Exercise description —
Copy down every line where the string "最小截面mm" shows up.

(Data records)
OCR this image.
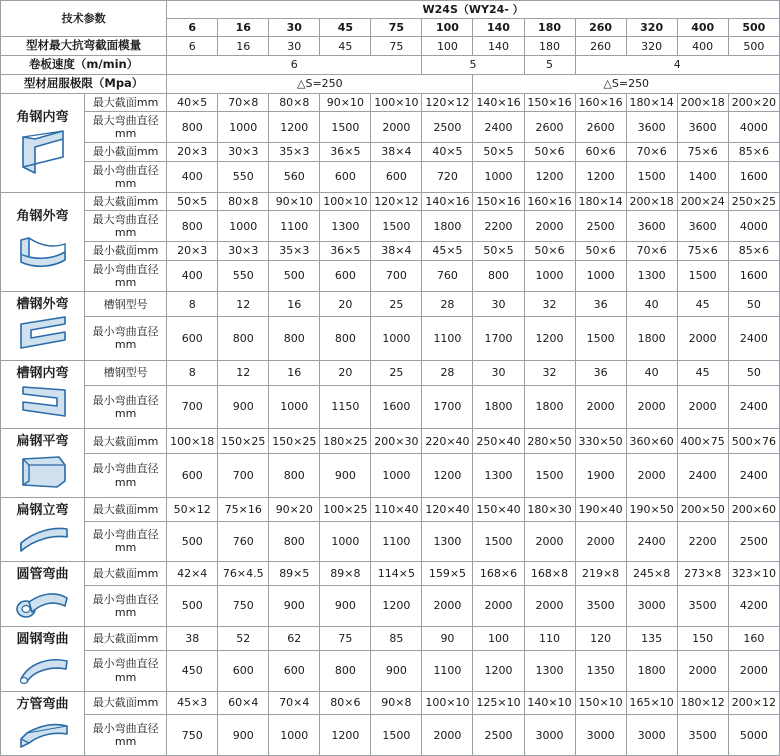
技术参数		W24S（WY24- ）											
		6	16	30	45	75	100	140	180	260	320	400	500
型材最大抗弯截面模量		6	16	30	45	75	100	140	180	260	320	400	500
卷板速度（m/min）		6					5		5	4			
型材屈服极限（Mpa）		△S=250						△S=250					

角钢内弯	最大截面mm	40×5	70×8	80×8	90×10	100×10	120×12	140×16	150×16	160×16	180×14	200×18	200×20
	最大弯曲直径mm	800	1000	1200	1500	2000	2500	2400	2600	2600	3600	3600	4000
	最小截面mm	20×3	30×3	35×3	36×5	38×4	40×5	50×5	50×6	60×6	70×6	75×6	85×6
	最小弯曲直径mm	400	550	560	600	600	720	1000	1200	1200	1500	1400	1600

角钢外弯	最大截面mm	50×5	80×8	90×10	100×10	120×12	140×16	150×16	160×16	180×14	200×18	200×24	250×25
	最大弯曲直径mm	800	1000	1100	1300	1500	1800	2200	2000	2500	3600	3600	4000
	最小截面mm	20×3	30×3	35×3	36×5	38×4	45×5	50×5	50×6	50×6	70×6	75×6	85×6
	最小弯曲直径mm	400	550	500	600	700	760	800	1000	1000	1300	1500	1600

槽钢外弯	槽钢型号	8	12	16	20	25	28	30	32	36	40	45	50
	最小弯曲直径mm	600	800	800	800	1000	1100	1700	1200	1500	1800	2000	2400

槽钢内弯	槽钢型号	8	12	16	20	25	28	30	32	36	40	45	50
	最小弯曲直径mm	700	900	1000	1150	1600	1700	1800	1800	2000	2000	2000	2400

扁钢平弯	最大截面mm	100×18	150×25	150×25	180×25	200×30	220×40	250×40	280×50	330×50	360×60	400×75	500×76
	最小弯曲直径mm	600	700	800	900	1000	1200	1300	1500	1900	2000	2400	2400

扁钢立弯	最大截面mm	50×12	75×16	90×20	100×25	110×40	120×40	150×40	180×30	190×40	190×50	200×50	200×60
	最小弯曲直径mm	500	760	800	1000	1100	1300	1500	2000	2000	2400	2200	2500

圆管弯曲	最大截面mm	42×4	76×4.5	89×5	89×8	114×5	159×5	168×6	168×8	219×8	245×8	273×8	323×10
	最小弯曲直径mm	500	750	900	900	1200	2000	2000	2000	3500	3000	3500	4200

圆钢弯曲	最大截面mm	38	52	62	75	85	90	100	110	120	135	150	160
	最小弯曲直径mm	450	600	600	800	900	1100	1200	1300	1350	1800	2000	2000

方管弯曲	最大截面mm	45×3	60×4	70×4	80×6	90×8	100×10	125×10	140×10	150×10	165×10	180×12	200×12
	最小弯曲直径mm	750	900	1000	1200	1500	2000	2500	3000	3000	3000	3500	5000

Response —
	最小截面mm	20×3	30×3	35×3	36×5	38×4	40×5	50×5	50×6	60×6	70×6	75×6	85×6
	最小截面mm	20×3	30×3	35×3	36×5	38×4	45×5	50×5	50×6	50×6	70×6	75×6	85×6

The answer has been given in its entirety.